### Aim
Please transcribe the records precisely; pictures stay out of your copy.

### Input rows
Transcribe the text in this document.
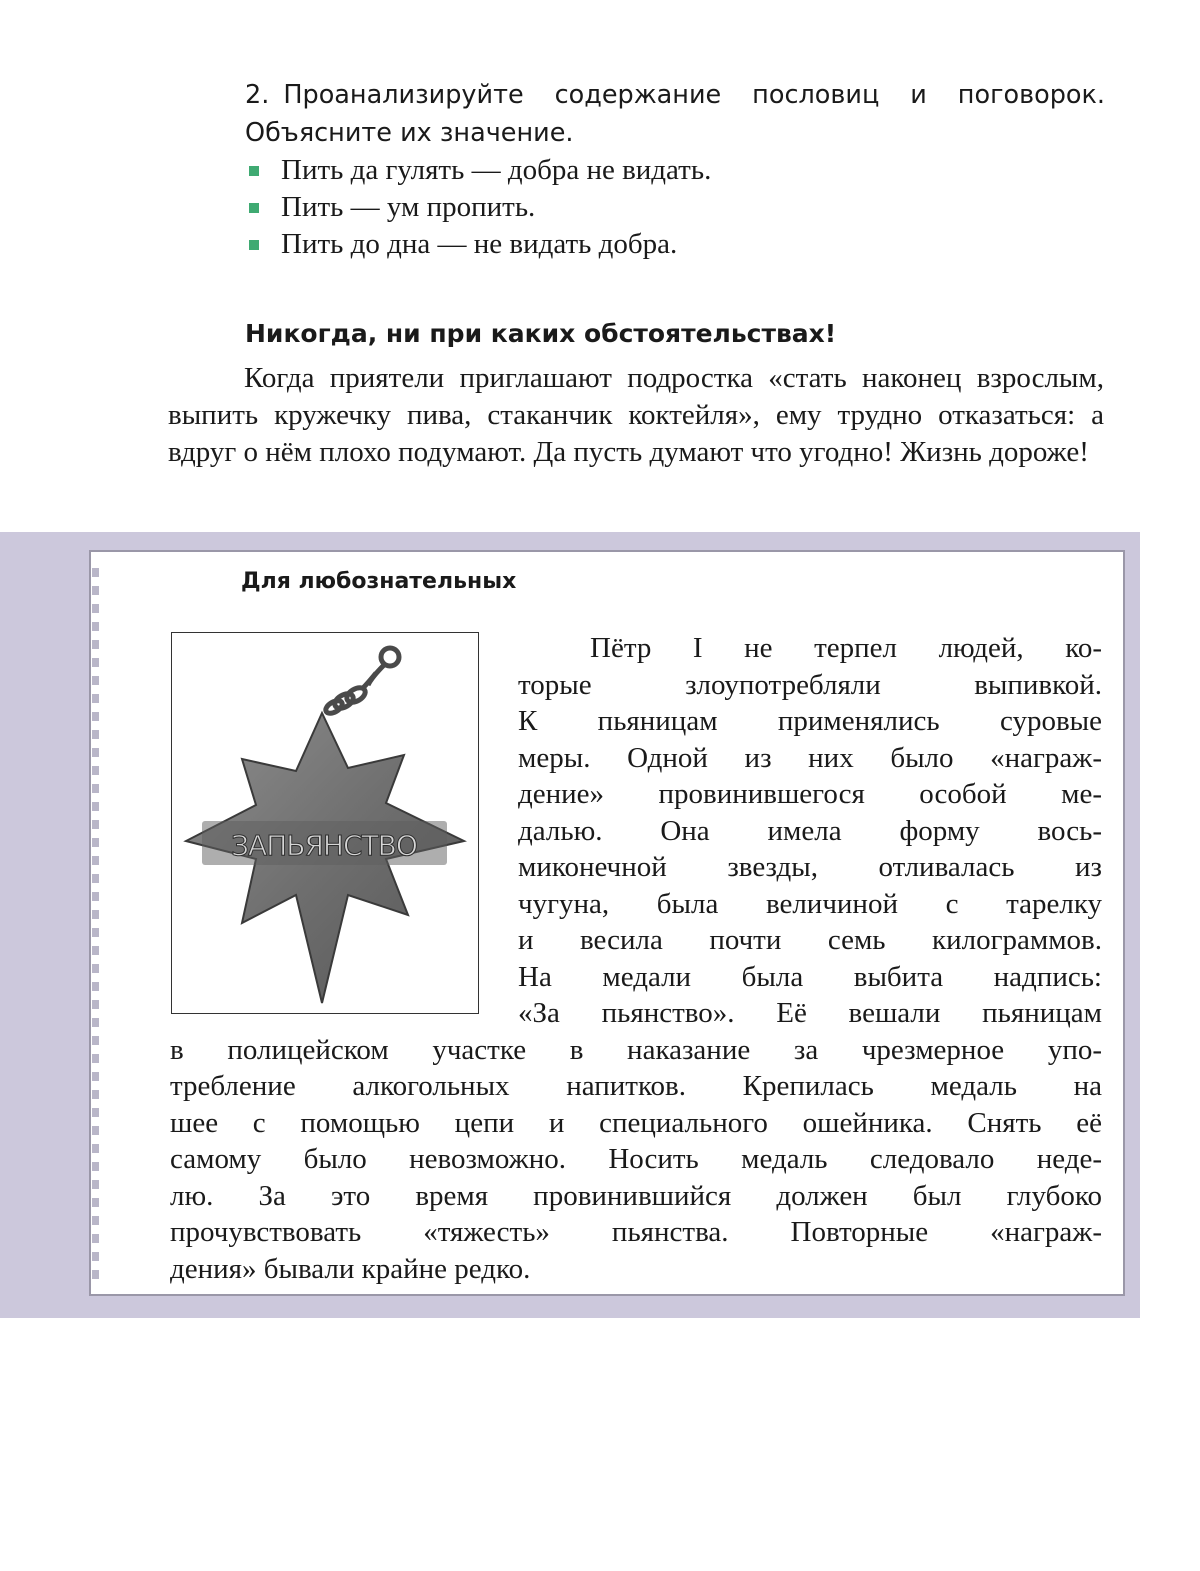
2. Проанализируйте содержание пословиц и поговорок. Объясните их значение.

Пить да гулять — добра не видать.
Пить — ум пропить.
Пить до дна — не видать добра.
Никогда, ни при каких обстоятельствах!

Когда приятели приглашают подростка «стать наконец взрослым, выпить кружечку пива, стаканчик коктейля», ему трудно отказаться: а вдруг о нём плохо подумают. Да пусть думают что угодно! Жизнь дороже!

Для любознательных
ЗАПЬЯНСТВО

Пётр I не терпел людей, ко-

торые злоупотребляли выпивкой.

К пьяницам применялись суровые

меры. Одной из них было «награж-

дение» провинившегося особой ме-

далью. Она имела форму вось-

миконечной звезды, отливалась из

чугуна, была величиной с тарелку

и весила почти семь килограммов.

На медали была выбита надпись:

«За пьянство». Её вешали пьяницам

в полицейском участке в наказание за чрезмерное упо-

требление алкогольных напитков. Крепилась медаль на

шее с помощью цепи и специального ошейника. Снять её

самому было невозможно. Носить медаль следовало неде-

лю. За это время провинившийся должен был глубоко

прочувствовать «тяжесть» пьянства. Повторные «награж-

дения» бывали крайне редко.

### Result
Transcribe the text in this document.
2. Проанализируйте содержание пословиц и поговорок. Объясните их значение.

Пить да гулять — добра не видать.
Пить — ум пропить.
Пить до дна — не видать добра.
Никогда, ни при каких обстоятельствах!

Когда приятели приглашают подростка «стать наконец взрослым, выпить кружечку пива, стаканчик коктейля», ему трудно отказаться: а вдруг о нём плохо подумают. Да пусть думают что угодно! Жизнь дороже!

Для любознательных
ЗАПЬЯНСТВО

Пётр I не терпел людей, ко-

торые злоупотребляли выпивкой.

К пьяницам применялись суровые

меры. Одной из них было «награж-

дение» провинившегося особой ме-

далью. Она имела форму вось-

миконечной звезды, отливалась из

чугуна, была величиной с тарелку

и весила почти семь килограммов.

На медали была выбита надпись:

«За пьянство». Её вешали пьяницам

в полицейском участке в наказание за чрезмерное упо-

требление алкогольных напитков. Крепилась медаль на

шее с помощью цепи и специального ошейника. Снять её

самому было невозможно. Носить медаль следовало неде-

лю. За это время провинившийся должен был глубоко

прочувствовать «тяжесть» пьянства. Повторные «награж-

дения» бывали крайне редко.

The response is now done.